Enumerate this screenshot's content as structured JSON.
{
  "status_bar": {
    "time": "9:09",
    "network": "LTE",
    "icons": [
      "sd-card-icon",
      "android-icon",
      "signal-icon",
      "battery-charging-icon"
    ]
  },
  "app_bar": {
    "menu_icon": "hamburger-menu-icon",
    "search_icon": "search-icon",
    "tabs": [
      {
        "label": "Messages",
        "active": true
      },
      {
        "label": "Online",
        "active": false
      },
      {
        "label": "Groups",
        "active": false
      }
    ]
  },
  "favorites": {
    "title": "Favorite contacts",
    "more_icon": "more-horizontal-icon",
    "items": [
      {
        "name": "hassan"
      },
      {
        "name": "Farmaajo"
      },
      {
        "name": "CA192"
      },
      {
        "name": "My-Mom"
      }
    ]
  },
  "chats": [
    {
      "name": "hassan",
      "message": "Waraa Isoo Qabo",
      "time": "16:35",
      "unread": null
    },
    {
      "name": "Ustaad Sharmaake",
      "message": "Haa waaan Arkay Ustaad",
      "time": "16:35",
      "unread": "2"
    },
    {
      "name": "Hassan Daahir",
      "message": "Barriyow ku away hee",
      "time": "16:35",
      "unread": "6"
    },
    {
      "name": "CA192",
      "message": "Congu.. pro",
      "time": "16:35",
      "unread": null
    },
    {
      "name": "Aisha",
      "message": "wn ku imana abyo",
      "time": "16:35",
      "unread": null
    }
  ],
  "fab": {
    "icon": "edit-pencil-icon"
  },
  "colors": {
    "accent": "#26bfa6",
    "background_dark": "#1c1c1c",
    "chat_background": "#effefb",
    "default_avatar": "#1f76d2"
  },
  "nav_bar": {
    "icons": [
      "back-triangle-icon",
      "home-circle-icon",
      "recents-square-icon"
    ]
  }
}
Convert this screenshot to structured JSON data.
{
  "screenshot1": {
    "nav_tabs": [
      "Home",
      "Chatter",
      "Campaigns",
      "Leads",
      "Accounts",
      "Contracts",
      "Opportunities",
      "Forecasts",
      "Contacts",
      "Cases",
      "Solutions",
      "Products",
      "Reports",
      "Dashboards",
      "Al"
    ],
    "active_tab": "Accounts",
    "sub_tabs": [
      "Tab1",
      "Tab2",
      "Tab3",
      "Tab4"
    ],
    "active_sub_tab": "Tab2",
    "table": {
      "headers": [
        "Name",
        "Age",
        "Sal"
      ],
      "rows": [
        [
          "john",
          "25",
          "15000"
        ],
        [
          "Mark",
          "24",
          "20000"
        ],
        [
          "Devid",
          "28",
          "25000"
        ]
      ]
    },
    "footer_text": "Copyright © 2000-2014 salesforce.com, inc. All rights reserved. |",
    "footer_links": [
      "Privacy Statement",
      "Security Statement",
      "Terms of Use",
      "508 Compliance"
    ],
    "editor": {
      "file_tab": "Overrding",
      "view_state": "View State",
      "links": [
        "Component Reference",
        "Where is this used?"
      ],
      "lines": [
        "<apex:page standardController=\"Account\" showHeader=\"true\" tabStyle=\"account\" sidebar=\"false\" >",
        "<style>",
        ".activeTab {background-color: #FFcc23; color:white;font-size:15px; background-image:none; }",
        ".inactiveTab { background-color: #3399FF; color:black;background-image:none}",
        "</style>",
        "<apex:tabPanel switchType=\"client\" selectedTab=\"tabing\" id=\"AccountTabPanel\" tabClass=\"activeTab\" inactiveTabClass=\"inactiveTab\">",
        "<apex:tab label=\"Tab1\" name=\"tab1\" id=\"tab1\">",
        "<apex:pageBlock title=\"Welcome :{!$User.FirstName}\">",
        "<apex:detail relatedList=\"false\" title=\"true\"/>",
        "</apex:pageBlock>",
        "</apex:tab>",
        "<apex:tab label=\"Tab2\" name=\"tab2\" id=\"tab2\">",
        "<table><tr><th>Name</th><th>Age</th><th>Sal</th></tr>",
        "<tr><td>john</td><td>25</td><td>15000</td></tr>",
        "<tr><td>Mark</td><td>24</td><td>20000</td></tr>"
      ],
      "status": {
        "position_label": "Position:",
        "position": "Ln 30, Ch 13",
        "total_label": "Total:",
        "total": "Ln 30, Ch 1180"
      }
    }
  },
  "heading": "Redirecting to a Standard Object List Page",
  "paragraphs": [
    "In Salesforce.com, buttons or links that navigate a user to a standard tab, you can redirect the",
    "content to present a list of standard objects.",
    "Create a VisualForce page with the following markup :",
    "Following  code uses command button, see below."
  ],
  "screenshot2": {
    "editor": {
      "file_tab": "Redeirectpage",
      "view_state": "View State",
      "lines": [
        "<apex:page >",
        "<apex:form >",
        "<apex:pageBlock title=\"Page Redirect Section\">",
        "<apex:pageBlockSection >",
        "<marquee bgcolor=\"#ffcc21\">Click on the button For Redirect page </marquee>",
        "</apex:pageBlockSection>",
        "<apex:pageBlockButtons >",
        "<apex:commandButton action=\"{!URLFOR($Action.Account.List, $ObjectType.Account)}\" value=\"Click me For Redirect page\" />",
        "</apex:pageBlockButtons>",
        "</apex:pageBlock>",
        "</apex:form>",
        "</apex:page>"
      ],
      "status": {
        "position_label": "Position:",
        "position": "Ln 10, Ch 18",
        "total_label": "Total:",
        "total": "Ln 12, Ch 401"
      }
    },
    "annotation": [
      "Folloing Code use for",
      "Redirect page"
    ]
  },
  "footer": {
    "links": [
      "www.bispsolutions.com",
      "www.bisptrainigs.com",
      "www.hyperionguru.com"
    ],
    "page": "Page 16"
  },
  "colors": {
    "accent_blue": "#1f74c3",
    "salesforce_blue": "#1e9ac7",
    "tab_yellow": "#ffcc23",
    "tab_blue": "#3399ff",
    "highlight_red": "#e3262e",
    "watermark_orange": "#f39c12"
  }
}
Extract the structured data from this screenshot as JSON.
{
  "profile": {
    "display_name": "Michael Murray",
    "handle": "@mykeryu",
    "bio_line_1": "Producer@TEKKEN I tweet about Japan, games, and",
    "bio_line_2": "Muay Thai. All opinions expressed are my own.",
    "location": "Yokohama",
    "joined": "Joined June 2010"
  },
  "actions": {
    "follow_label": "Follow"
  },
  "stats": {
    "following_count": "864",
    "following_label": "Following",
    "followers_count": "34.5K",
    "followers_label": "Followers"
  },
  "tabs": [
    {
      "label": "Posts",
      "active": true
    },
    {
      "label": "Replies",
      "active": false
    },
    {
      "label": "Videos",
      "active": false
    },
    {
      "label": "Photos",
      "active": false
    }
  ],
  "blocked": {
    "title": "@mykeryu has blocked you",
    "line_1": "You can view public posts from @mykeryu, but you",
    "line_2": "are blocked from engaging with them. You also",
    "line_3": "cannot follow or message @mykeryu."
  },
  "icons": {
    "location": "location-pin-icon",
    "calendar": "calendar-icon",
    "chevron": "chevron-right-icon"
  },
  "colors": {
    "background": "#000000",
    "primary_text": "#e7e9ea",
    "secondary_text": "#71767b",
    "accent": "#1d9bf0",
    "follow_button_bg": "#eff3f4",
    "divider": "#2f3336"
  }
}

========

__Task requirements__.
Go through the preceding material and copy each line that has the word "Click".

__Complete answer__.
        "<marquee bgcolor=\"#ffcc21\">Click on the button For Redirect page </marquee>",
        "<apex:commandButton action=\"{!URLFOR($Action.Account.List, $ObjectType.Account)}\" value=\"Click me For Redirect page\" />",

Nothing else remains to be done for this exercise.